* _WHAT YOU NEED TO DO_: Single out the lines of the material that contain "بغداد" and copy them.
--- MATERIAL FOR THIS EXERCISE ---
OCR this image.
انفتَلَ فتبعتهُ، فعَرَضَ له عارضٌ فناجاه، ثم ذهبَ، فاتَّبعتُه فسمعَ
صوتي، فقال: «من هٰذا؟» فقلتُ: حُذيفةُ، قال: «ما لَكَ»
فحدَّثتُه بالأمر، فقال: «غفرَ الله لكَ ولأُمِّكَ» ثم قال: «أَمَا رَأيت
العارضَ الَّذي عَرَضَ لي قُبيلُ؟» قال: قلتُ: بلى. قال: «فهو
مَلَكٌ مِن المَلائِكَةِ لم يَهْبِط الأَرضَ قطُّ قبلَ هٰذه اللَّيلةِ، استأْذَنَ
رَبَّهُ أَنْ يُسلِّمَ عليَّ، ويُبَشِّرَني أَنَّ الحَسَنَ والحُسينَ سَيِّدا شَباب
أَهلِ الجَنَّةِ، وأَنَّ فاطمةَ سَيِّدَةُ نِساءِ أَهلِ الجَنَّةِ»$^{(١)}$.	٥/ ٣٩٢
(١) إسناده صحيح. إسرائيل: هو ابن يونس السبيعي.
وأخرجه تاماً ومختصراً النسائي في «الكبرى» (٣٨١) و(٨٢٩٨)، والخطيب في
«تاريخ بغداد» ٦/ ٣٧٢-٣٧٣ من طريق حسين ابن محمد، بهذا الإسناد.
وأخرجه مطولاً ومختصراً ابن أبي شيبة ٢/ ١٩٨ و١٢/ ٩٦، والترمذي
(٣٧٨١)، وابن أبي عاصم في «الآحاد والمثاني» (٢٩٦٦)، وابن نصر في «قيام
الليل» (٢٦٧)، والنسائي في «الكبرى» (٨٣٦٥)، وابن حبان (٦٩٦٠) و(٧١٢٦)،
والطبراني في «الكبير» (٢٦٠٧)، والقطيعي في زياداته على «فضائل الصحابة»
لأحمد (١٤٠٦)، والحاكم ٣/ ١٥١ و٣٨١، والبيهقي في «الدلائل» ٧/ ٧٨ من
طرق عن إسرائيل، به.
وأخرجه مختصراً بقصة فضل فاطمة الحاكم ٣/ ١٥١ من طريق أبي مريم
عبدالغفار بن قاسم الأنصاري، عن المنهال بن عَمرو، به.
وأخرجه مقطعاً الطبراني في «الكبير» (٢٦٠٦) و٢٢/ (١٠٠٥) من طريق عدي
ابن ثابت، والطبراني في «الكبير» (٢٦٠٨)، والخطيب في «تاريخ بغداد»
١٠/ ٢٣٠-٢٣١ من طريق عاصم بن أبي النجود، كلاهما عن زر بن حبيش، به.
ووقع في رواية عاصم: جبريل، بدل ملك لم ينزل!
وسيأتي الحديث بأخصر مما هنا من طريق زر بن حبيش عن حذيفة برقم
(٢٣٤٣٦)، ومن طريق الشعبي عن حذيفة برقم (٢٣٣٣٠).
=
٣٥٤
---
* _ANSWER IN FULL_:
«تاريخ بغداد» ٦/ ٣٧٢-٣٧٣ من طريق حسين ابن محمد، بهذا الإسناد.
ابن ثابت، والطبراني في «الكبير» (٢٦٠٨)، والخطيب في «تاريخ بغداد»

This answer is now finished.